═══ Data shown ═══
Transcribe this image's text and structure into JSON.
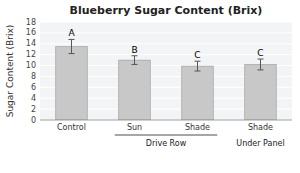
{
  "chart_data": {
    "type": "bar",
    "title": "Blueberry Sugar Content (Brix)",
    "ylabel": "Sugar Content (Brix)",
    "categories": [
      "Control",
      "Sun",
      "Shade",
      "Shade"
    ],
    "x_groups": [
      null,
      "Drive Row",
      "Drive Row",
      "Under Panel"
    ],
    "values": [
      13.5,
      11.0,
      9.9,
      10.2
    ],
    "errors": [
      1.3,
      0.8,
      0.9,
      1.0
    ],
    "letters": [
      "A",
      "B",
      "C",
      "C"
    ],
    "color": "#c8c8c8",
    "ylim": [
      0,
      18
    ],
    "yticks": [
      0,
      2,
      4,
      6,
      8,
      10,
      12,
      14,
      16,
      18
    ],
    "grid": true
  }
}
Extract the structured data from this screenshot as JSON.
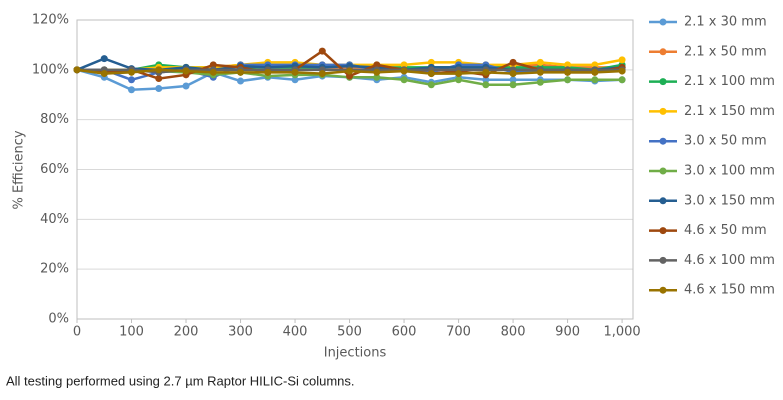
{
  "chart_data": {
    "type": "line",
    "x": [
      0,
      50,
      100,
      150,
      200,
      250,
      300,
      350,
      400,
      450,
      500,
      550,
      600,
      650,
      700,
      750,
      800,
      850,
      900,
      950,
      1000
    ],
    "series": [
      {
        "name": "2.1 x 30 mm",
        "color": "#5b9bd5",
        "values": [
          100,
          97,
          92,
          92.5,
          93.5,
          99,
          95.5,
          97,
          96,
          97.5,
          97,
          96,
          97,
          95,
          97,
          96,
          96,
          96,
          96,
          95.5,
          96
        ]
      },
      {
        "name": "2.1 x 50 mm",
        "color": "#ed7d31",
        "values": [
          100,
          100,
          100,
          100,
          100,
          101,
          102,
          102,
          101,
          101,
          101,
          101,
          100,
          101,
          101,
          101,
          102,
          102,
          101,
          101,
          101
        ]
      },
      {
        "name": "2.1 x 100 mm",
        "color": "#1daf55",
        "values": [
          100,
          100,
          100,
          102,
          101,
          101,
          101,
          101,
          101,
          101,
          102,
          101,
          101,
          101,
          101,
          101,
          101,
          101,
          101,
          100,
          102
        ]
      },
      {
        "name": "2.1 x 150 mm",
        "color": "#ffc000",
        "values": [
          100,
          100,
          100,
          101,
          101,
          101,
          102,
          103,
          103,
          102,
          102,
          102,
          102,
          103,
          103,
          102,
          102,
          103,
          102,
          102,
          104
        ]
      },
      {
        "name": "3.0 x 50 mm",
        "color": "#4472c4",
        "values": [
          100,
          100,
          96,
          99,
          100,
          97,
          102,
          102,
          102,
          102,
          102,
          100,
          100,
          99,
          102,
          102,
          99,
          100,
          100,
          100,
          101
        ]
      },
      {
        "name": "3.0 x 100 mm",
        "color": "#70ad47",
        "values": [
          100,
          99,
          100,
          99.5,
          99,
          98,
          99,
          97.5,
          98,
          98,
          97,
          97,
          96,
          94,
          96,
          94,
          94,
          95,
          96,
          96,
          96
        ]
      },
      {
        "name": "3.0 x 150 mm",
        "color": "#255e91",
        "values": [
          100,
          104.5,
          100.5,
          100,
          101,
          100,
          101.5,
          101,
          101.5,
          101,
          101.5,
          101,
          100,
          101,
          101,
          101,
          100,
          100,
          100,
          100,
          101
        ]
      },
      {
        "name": "4.6 x 50 mm",
        "color": "#9e480e",
        "values": [
          100,
          99,
          100,
          96.5,
          98,
          102,
          101,
          99,
          100,
          107.5,
          97.5,
          102,
          100,
          98.5,
          99.5,
          98,
          103,
          100,
          99,
          99,
          101
        ]
      },
      {
        "name": "4.6 x 100 mm",
        "color": "#636363",
        "values": [
          100,
          100,
          100,
          99,
          100,
          100,
          100,
          100,
          100,
          100,
          100,
          100,
          100,
          100,
          100,
          100,
          100,
          100,
          100,
          100,
          100
        ]
      },
      {
        "name": "4.6 x 150 mm",
        "color": "#997300",
        "values": [
          100,
          98.5,
          99,
          100,
          99.5,
          99,
          99,
          99,
          99,
          98.5,
          99.5,
          99,
          99.5,
          98.5,
          98.5,
          99,
          98.5,
          99,
          99,
          99,
          99.5
        ]
      }
    ],
    "xlabel": "Injections",
    "ylabel": "% Efficiency",
    "xlim": [
      0,
      1020
    ],
    "ylim": [
      0,
      120
    ],
    "xticks": [
      0,
      100,
      200,
      300,
      400,
      500,
      600,
      700,
      800,
      900,
      {
        "value": 1000,
        "label": "1,000"
      }
    ],
    "yticks": [
      {
        "value": 0,
        "label": "0%"
      },
      {
        "value": 20,
        "label": "20%"
      },
      {
        "value": 40,
        "label": "40%"
      },
      {
        "value": 60,
        "label": "60%"
      },
      {
        "value": 80,
        "label": "80%"
      },
      {
        "value": 100,
        "label": "100%"
      },
      {
        "value": 120,
        "label": "120%"
      }
    ],
    "grid": true,
    "legend": "right",
    "footnote": "All testing performed using 2.7 µm Raptor HILIC-Si columns."
  }
}
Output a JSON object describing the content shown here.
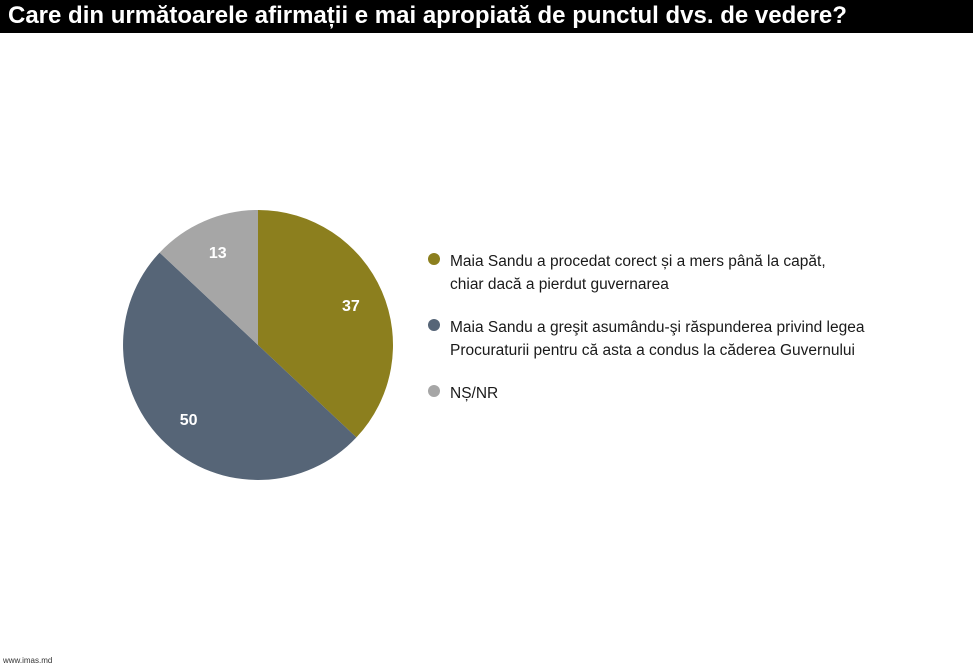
{
  "title": "Care din următoarele afirmații e mai apropiată de punctul dvs. de vedere?",
  "footer": "www.imas.md",
  "chart_data": {
    "type": "pie",
    "title": "Care din următoarele afirmații e mai apropiată de punctul dvs. de vedere?",
    "slices": [
      {
        "label_lines": [
          "Maia Sandu a procedat corect și a mers până la capăt,",
          "chiar dacă a pierdut guvernarea"
        ],
        "value": 37,
        "color": "#8c7f1e"
      },
      {
        "label_lines": [
          "Maia Sandu a greşit asumându-şi răspunderea privind legea",
          "Procuraturii pentru că asta a condus la căderea Guvernului"
        ],
        "value": 50,
        "color": "#566577"
      },
      {
        "label_lines": [
          "NȘ/NR"
        ],
        "value": 13,
        "color": "#a6a6a6"
      }
    ],
    "legend_position": "right"
  }
}
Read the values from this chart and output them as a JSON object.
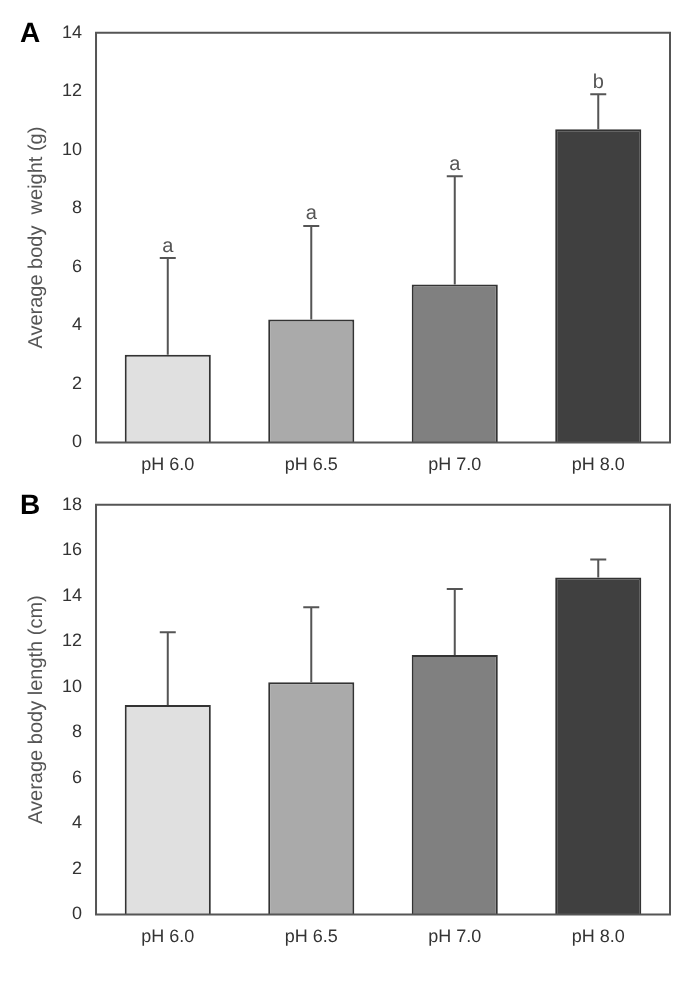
{
  "chart_data": [
    {
      "type": "bar",
      "title": "A",
      "ylabel": "Average body  weight (g)",
      "categories": [
        "pH 6.0",
        "pH 6.5",
        "pH 7.0",
        "pH 8.0"
      ],
      "values": [
        3.0,
        4.2,
        5.4,
        10.7
      ],
      "colors": [
        "#e0e0e0",
        "#aaaaaa",
        "#808080",
        "#404040"
      ],
      "errors": [
        [
          3.0,
          6.3
        ],
        [
          4.2,
          7.4
        ],
        [
          5.4,
          9.1
        ],
        [
          10.7,
          11.9
        ]
      ],
      "ylim": [
        0,
        14
      ],
      "yticks": [
        0,
        2,
        4,
        6,
        8,
        10,
        12,
        14
      ],
      "grid": false,
      "legend": false,
      "annotations": [
        {
          "text": "a",
          "x": "pH 6.0",
          "y": 6.3
        },
        {
          "text": "a",
          "x": "pH 6.5",
          "y": 7.4
        },
        {
          "text": "a",
          "x": "pH 7.0",
          "y": 9.1
        },
        {
          "text": "b",
          "x": "pH 8.0",
          "y": 11.9
        }
      ]
    },
    {
      "type": "bar",
      "title": "B",
      "ylabel": "Average body length (cm)",
      "categories": [
        "pH 6.0",
        "pH 6.5",
        "pH 7.0",
        "pH 8.0"
      ],
      "values": [
        9.2,
        10.2,
        11.4,
        14.8
      ],
      "colors": [
        "#e0e0e0",
        "#aaaaaa",
        "#808080",
        "#404040"
      ],
      "errors": [
        [
          9.2,
          12.4
        ],
        [
          10.2,
          13.5
        ],
        [
          11.4,
          14.3
        ],
        [
          14.8,
          15.6
        ]
      ],
      "ylim": [
        0,
        18
      ],
      "yticks": [
        0,
        2,
        4,
        6,
        8,
        10,
        12,
        14,
        16,
        18
      ],
      "grid": false,
      "legend": false
    }
  ]
}
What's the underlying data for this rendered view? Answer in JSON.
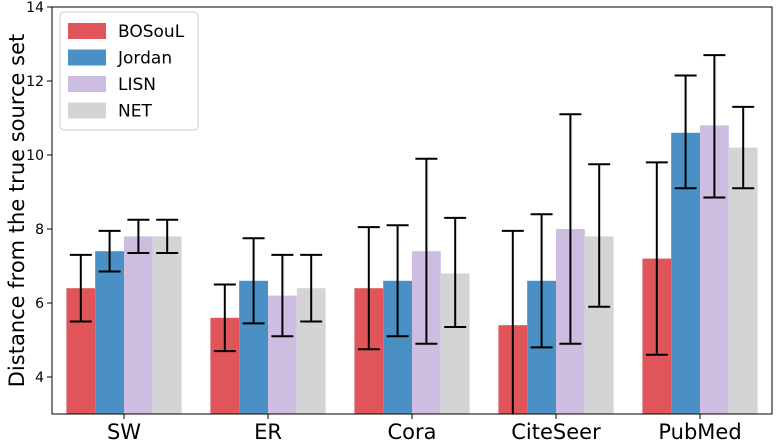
{
  "chart_data": {
    "type": "bar",
    "title": "",
    "xlabel": "",
    "ylabel": "Distance from the true source set",
    "categories": [
      "SW",
      "ER",
      "Cora",
      "CiteSeer",
      "PubMed"
    ],
    "ylim": [
      3,
      14
    ],
    "yticks": [
      4,
      6,
      8,
      10,
      12,
      14
    ],
    "grid": false,
    "legend_position": "top-left",
    "series": [
      {
        "name": "BOSouL",
        "color": "#e05559",
        "values": [
          6.4,
          5.6,
          6.4,
          5.4,
          7.2
        ],
        "err_low": [
          5.5,
          4.7,
          4.75,
          2.85,
          4.6
        ],
        "err_high": [
          7.3,
          6.5,
          8.05,
          7.95,
          9.8
        ]
      },
      {
        "name": "Jordan",
        "color": "#4a90c4",
        "values": [
          7.4,
          6.6,
          6.6,
          6.6,
          10.6
        ],
        "err_low": [
          6.85,
          5.45,
          5.1,
          4.8,
          9.1
        ],
        "err_high": [
          7.95,
          7.75,
          8.1,
          8.4,
          12.15
        ]
      },
      {
        "name": "LISN",
        "color": "#cdbde0",
        "values": [
          7.8,
          6.2,
          7.4,
          8.0,
          10.8
        ],
        "err_low": [
          7.35,
          5.1,
          4.9,
          4.9,
          8.85
        ],
        "err_high": [
          8.25,
          7.3,
          9.9,
          11.1,
          12.7
        ]
      },
      {
        "name": "NET",
        "color": "#d4d4d4",
        "values": [
          7.8,
          6.4,
          6.8,
          7.8,
          10.2
        ],
        "err_low": [
          7.35,
          5.5,
          5.35,
          5.9,
          9.1
        ],
        "err_high": [
          8.25,
          7.3,
          8.3,
          9.75,
          11.3
        ]
      }
    ]
  }
}
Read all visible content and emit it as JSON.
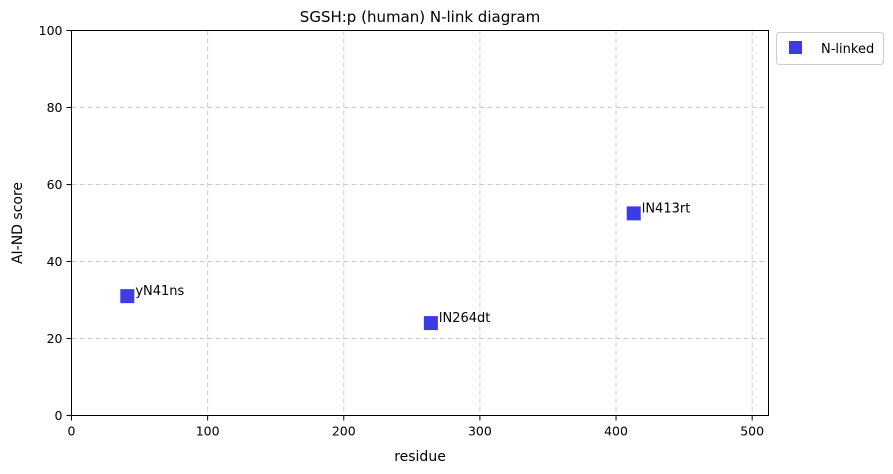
{
  "chart_data": {
    "type": "scatter",
    "title": "SGSH:p (human) N-link diagram",
    "xlabel": "residue",
    "ylabel": "AI-ND score",
    "xlim": [
      0,
      512
    ],
    "ylim": [
      0,
      100
    ],
    "xticks": [
      0,
      100,
      200,
      300,
      400,
      500
    ],
    "yticks": [
      0,
      20,
      40,
      60,
      80,
      100
    ],
    "grid": true,
    "legend_position": "outside-top-right",
    "series": [
      {
        "name": "N-linked",
        "color": "#3c3ce6",
        "marker": "square",
        "points": [
          {
            "x": 41,
            "y": 31,
            "label": "yN41ns"
          },
          {
            "x": 264,
            "y": 24,
            "label": "lN264dt"
          },
          {
            "x": 413,
            "y": 52.5,
            "label": "lN413rt"
          }
        ]
      }
    ]
  }
}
═══
> [Written exercise] Check all the records above and select each line where the string "vedere" is found.

> [Answer to the exercise]
  "title": "Care din următoarele afirmații e mai apropiată de punctul dvs. de vedere?",
    "title": "Care din următoarele afirmații e mai apropiată de punctul dvs. de vedere?",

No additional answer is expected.